GOAL:
Rewrite each line of the listing below as one string in a JSON list, keeping the original order and omitting any blank lines.
--- start ---
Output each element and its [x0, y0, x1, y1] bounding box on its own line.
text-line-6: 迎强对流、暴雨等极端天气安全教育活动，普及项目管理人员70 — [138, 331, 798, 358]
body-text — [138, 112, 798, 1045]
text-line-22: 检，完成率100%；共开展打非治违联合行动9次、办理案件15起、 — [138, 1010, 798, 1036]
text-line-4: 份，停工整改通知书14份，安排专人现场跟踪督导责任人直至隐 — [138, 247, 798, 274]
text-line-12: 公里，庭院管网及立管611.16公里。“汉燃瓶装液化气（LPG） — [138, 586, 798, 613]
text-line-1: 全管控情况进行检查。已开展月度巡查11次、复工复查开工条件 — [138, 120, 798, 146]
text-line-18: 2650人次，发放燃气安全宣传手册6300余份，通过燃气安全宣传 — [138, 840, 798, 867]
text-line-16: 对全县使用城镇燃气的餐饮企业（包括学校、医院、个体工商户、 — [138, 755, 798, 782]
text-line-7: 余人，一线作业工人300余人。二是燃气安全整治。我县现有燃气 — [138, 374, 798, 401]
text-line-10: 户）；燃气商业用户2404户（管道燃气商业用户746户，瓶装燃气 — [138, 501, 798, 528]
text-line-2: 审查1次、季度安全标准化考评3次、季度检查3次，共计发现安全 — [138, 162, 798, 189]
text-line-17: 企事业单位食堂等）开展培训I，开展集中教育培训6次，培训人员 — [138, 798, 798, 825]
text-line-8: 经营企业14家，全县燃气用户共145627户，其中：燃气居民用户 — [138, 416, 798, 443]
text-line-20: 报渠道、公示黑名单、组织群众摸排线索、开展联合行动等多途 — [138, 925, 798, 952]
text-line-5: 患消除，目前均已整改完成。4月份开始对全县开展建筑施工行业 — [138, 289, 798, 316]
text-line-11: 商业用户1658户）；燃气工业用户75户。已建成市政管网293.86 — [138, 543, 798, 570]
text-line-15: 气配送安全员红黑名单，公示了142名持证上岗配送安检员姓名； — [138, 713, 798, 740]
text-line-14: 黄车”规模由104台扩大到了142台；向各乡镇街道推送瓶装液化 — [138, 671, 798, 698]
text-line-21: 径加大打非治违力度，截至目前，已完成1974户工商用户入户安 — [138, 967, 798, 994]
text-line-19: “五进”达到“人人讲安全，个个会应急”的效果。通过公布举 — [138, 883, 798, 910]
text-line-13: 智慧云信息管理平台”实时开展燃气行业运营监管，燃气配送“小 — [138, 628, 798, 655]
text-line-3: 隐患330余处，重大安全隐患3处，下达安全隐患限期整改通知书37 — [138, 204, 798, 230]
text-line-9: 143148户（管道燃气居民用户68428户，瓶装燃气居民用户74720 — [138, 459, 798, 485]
--- end ---
TASK RESPONSE:
[
  "Output each element and its [x0, y0, x1, y1] bounding box on its own line.",
  "text-line-6: 迎强对流、暴雨等极端天气安全教育活动，普及项目管理人员70 — [138, 331, 798, 358]",
  "body-text — [138, 112, 798, 1045]",
  "text-line-22: 检，完成率100%；共开展打非治违联合行动9次、办理案件15起、 — [138, 1010, 798, 1036]",
  "text-line-4: 份，停工整改通知书14份，安排专人现场跟踪督导责任人直至隐 — [138, 247, 798, 274]",
  "text-line-12: 公里，庭院管网及立管611.16公里。“汉燃瓶装液化气（LPG） — [138, 586, 798, 613]",
  "text-line-1: 全管控情况进行检查。已开展月度巡查11次、复工复查开工条件 — [138, 120, 798, 146]",
  "text-line-18: 2650人次，发放燃气安全宣传手册6300余份，通过燃气安全宣传 — [138, 840, 798, 867]",
  "text-line-16: 对全县使用城镇燃气的餐饮企业（包括学校、医院、个体工商户、 — [138, 755, 798, 782]",
  "text-line-7: 余人，一线作业工人300余人。二是燃气安全整治。我县现有燃气 — [138, 374, 798, 401]",
  "text-line-10: 户）；燃气商业用户2404户（管道燃气商业用户746户，瓶装燃气 — [138, 501, 798, 528]",
  "text-line-2: 审查1次、季度安全标准化考评3次、季度检查3次，共计发现安全 — [138, 162, 798, 189]",
  "text-line-17: 企事业单位食堂等）开展培训I，开展集中教育培训6次，培训人员 — [138, 798, 798, 825]",
  "text-line-8: 经营企业14家，全县燃气用户共145627户，其中：燃气居民用户 — [138, 416, 798, 443]",
  "text-line-20: 报渠道、公示黑名单、组织群众摸排线索、开展联合行动等多途 — [138, 925, 798, 952]",
  "text-line-5: 患消除，目前均已整改完成。4月份开始对全县开展建筑施工行业 — [138, 289, 798, 316]",
  "text-line-11: 商业用户1658户）；燃气工业用户75户。已建成市政管网293.86 — [138, 543, 798, 570]",
  "text-line-15: 气配送安全员红黑名单，公示了142名持证上岗配送安检员姓名； — [138, 713, 798, 740]",
  "text-line-14: 黄车”规模由104台扩大到了142台；向各乡镇街道推送瓶装液化 — [138, 671, 798, 698]",
  "text-line-21: 径加大打非治违力度，截至目前，已完成1974户工商用户入户安 — [138, 967, 798, 994]",
  "text-line-19: “五进”达到“人人讲安全，个个会应急”的效果。通过公布举 — [138, 883, 798, 910]",
  "text-line-13: 智慧云信息管理平台”实时开展燃气行业运营监管，燃气配送“小 — [138, 628, 798, 655]",
  "text-line-3: 隐患330余处，重大安全隐患3处，下达安全隐患限期整改通知书37 — [138, 204, 798, 230]",
  "text-line-9: 143148户（管道燃气居民用户68428户，瓶装燃气居民用户74720 — [138, 459, 798, 485]"
]